**OBJECTIVE:**
Quote every line below exactly and skip any picture.
►
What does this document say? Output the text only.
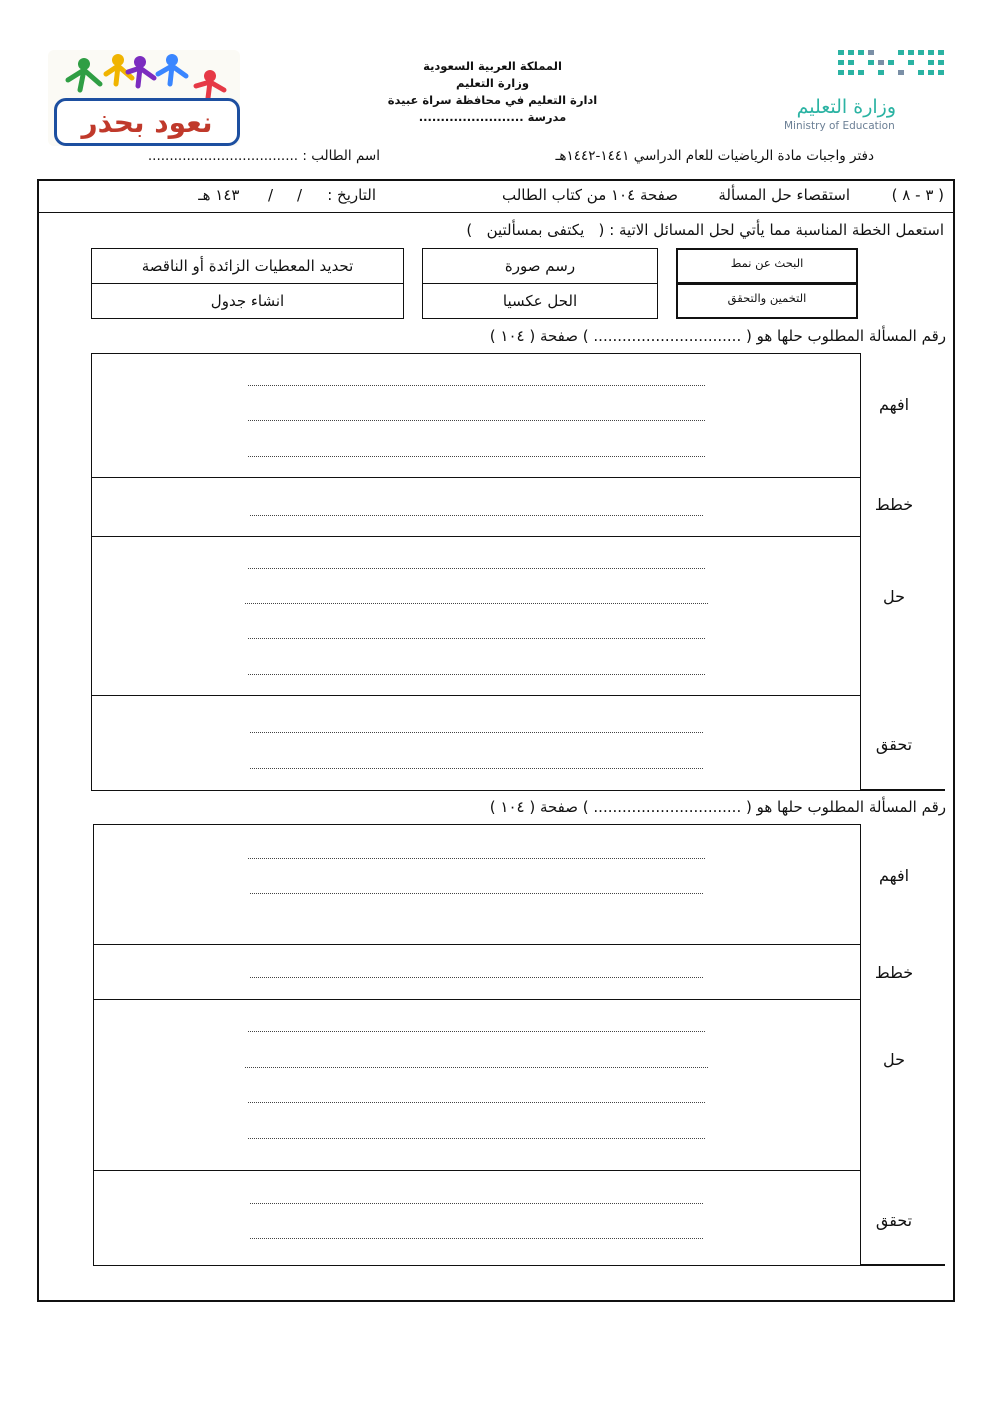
نعود بحذر
المملكة العربية السعودية
وزارة التعليم
ادارة التعليم في محافظة سراة عبيدة
مدرسة ........................	وزارة التعليم
Ministry of Education
دفتر واجبات مادة الرياضيات للعام الدراسي ١٤٤١-١٤٤٢هـ
اسم الطالب : ...................................
( ٣ - ٨ )
استقصاء حل المسألة
صفحة ١٠٤ من كتاب الطالب
التاريخ :
/     /      ١٤٣ هـ
استعمل الخطة المناسبة مما يأتي لحل المسائل الاتية : (   يكتفى بمسألتين   )
البحث عن نمط
التخمين والتحقق
رسم صورة
الحل عكسيا
تحديد المعطيات الزائدة أو الناقصة
انشاء جدول
رقم المسألة المطلوب حلها هو ( ............................... ) صفحة ( ١٠٤ )
افهم
خطط
حل
تحقق
رقم المسألة المطلوب حلها هو ( ............................... ) صفحة ( ١٠٤ )
افهم
خطط
حل
تحقق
◄
**RESULT OF THE EXERCISE:**
What does this document say? Output the text only.
نعود بحذر
المملكة العربية السعودية
وزارة التعليم
ادارة التعليم في محافظة سراة عبيدة
مدرسة ........................	وزارة التعليم
Ministry of Education
دفتر واجبات مادة الرياضيات للعام الدراسي ١٤٤١-١٤٤٢هـ
اسم الطالب : ...................................
( ٣ - ٨ )
استقصاء حل المسألة
صفحة ١٠٤ من كتاب الطالب
التاريخ :
/     /      ١٤٣ هـ
استعمل الخطة المناسبة مما يأتي لحل المسائل الاتية : (   يكتفى بمسألتين   )
البحث عن نمط
التخمين والتحقق
رسم صورة
الحل عكسيا
تحديد المعطيات الزائدة أو الناقصة
انشاء جدول
رقم المسألة المطلوب حلها هو ( ............................... ) صفحة ( ١٠٤ )
افهم
خطط
حل
تحقق
رقم المسألة المطلوب حلها هو ( ............................... ) صفحة ( ١٠٤ )
افهم
خطط
حل
تحقق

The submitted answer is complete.